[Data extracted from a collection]
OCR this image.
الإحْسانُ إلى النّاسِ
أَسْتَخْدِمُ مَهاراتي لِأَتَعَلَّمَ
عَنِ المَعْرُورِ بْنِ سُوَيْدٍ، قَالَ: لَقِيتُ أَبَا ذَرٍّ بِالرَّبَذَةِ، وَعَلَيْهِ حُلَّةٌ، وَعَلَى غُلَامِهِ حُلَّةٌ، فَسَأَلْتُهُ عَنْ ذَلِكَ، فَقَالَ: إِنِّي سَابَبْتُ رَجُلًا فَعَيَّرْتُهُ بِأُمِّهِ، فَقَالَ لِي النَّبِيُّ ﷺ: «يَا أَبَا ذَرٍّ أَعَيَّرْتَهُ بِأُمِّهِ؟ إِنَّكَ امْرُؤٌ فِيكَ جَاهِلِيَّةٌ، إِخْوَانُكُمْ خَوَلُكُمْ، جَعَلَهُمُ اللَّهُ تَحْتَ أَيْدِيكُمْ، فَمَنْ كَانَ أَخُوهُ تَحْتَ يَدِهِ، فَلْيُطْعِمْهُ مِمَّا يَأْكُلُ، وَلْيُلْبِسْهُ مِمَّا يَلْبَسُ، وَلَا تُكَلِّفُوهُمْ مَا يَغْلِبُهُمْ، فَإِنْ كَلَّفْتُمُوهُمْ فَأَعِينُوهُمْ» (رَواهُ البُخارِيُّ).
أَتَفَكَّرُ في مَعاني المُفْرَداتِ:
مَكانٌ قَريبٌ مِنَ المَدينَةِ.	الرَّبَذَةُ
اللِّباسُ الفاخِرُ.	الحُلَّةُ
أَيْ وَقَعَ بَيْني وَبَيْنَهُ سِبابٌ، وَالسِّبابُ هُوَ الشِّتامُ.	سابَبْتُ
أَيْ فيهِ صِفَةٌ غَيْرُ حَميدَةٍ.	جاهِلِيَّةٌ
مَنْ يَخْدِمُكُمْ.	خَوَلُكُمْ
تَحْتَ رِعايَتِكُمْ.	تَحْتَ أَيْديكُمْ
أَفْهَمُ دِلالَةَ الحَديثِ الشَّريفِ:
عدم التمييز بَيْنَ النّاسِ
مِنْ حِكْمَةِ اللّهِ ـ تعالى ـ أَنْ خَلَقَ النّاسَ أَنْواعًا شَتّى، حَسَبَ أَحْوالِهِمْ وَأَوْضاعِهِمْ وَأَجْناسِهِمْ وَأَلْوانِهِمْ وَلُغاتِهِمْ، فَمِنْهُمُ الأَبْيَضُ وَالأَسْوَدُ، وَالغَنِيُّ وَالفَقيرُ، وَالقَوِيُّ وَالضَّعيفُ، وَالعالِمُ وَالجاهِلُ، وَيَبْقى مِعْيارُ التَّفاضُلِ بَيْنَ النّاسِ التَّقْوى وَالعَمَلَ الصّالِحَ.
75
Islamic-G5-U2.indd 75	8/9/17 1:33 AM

● Exercise task: Repeat the entries above exactly, leaving nothing out.

● Answer to the task:
OCR this image.
الإحْسانُ إلى النّاسِ
أَسْتَخْدِمُ مَهاراتي لِأَتَعَلَّمَ
عَنِ المَعْرُورِ بْنِ سُوَيْدٍ، قَالَ: لَقِيتُ أَبَا ذَرٍّ بِالرَّبَذَةِ، وَعَلَيْهِ حُلَّةٌ، وَعَلَى غُلَامِهِ حُلَّةٌ، فَسَأَلْتُهُ عَنْ ذَلِكَ، فَقَالَ: إِنِّي سَابَبْتُ رَجُلًا فَعَيَّرْتُهُ بِأُمِّهِ، فَقَالَ لِي النَّبِيُّ ﷺ: «يَا أَبَا ذَرٍّ أَعَيَّرْتَهُ بِأُمِّهِ؟ إِنَّكَ امْرُؤٌ فِيكَ جَاهِلِيَّةٌ، إِخْوَانُكُمْ خَوَلُكُمْ، جَعَلَهُمُ اللَّهُ تَحْتَ أَيْدِيكُمْ، فَمَنْ كَانَ أَخُوهُ تَحْتَ يَدِهِ، فَلْيُطْعِمْهُ مِمَّا يَأْكُلُ، وَلْيُلْبِسْهُ مِمَّا يَلْبَسُ، وَلَا تُكَلِّفُوهُمْ مَا يَغْلِبُهُمْ، فَإِنْ كَلَّفْتُمُوهُمْ فَأَعِينُوهُمْ» (رَواهُ البُخارِيُّ).
أَتَفَكَّرُ في مَعاني المُفْرَداتِ:
مَكانٌ قَريبٌ مِنَ المَدينَةِ.	الرَّبَذَةُ
اللِّباسُ الفاخِرُ.	الحُلَّةُ
أَيْ وَقَعَ بَيْني وَبَيْنَهُ سِبابٌ، وَالسِّبابُ هُوَ الشِّتامُ.	سابَبْتُ
أَيْ فيهِ صِفَةٌ غَيْرُ حَميدَةٍ.	جاهِلِيَّةٌ
مَنْ يَخْدِمُكُمْ.	خَوَلُكُمْ
تَحْتَ رِعايَتِكُمْ.	تَحْتَ أَيْديكُمْ
أَفْهَمُ دِلالَةَ الحَديثِ الشَّريفِ:
عدم التمييز بَيْنَ النّاسِ
مِنْ حِكْمَةِ اللّهِ ـ تعالى ـ أَنْ خَلَقَ النّاسَ أَنْواعًا شَتّى، حَسَبَ أَحْوالِهِمْ وَأَوْضاعِهِمْ وَأَجْناسِهِمْ وَأَلْوانِهِمْ وَلُغاتِهِمْ، فَمِنْهُمُ الأَبْيَضُ وَالأَسْوَدُ، وَالغَنِيُّ وَالفَقيرُ، وَالقَوِيُّ وَالضَّعيفُ، وَالعالِمُ وَالجاهِلُ، وَيَبْقى مِعْيارُ التَّفاضُلِ بَيْنَ النّاسِ التَّقْوى وَالعَمَلَ الصّالِحَ.
75
Islamic-G5-U2.indd 75	8/9/17 1:33 AM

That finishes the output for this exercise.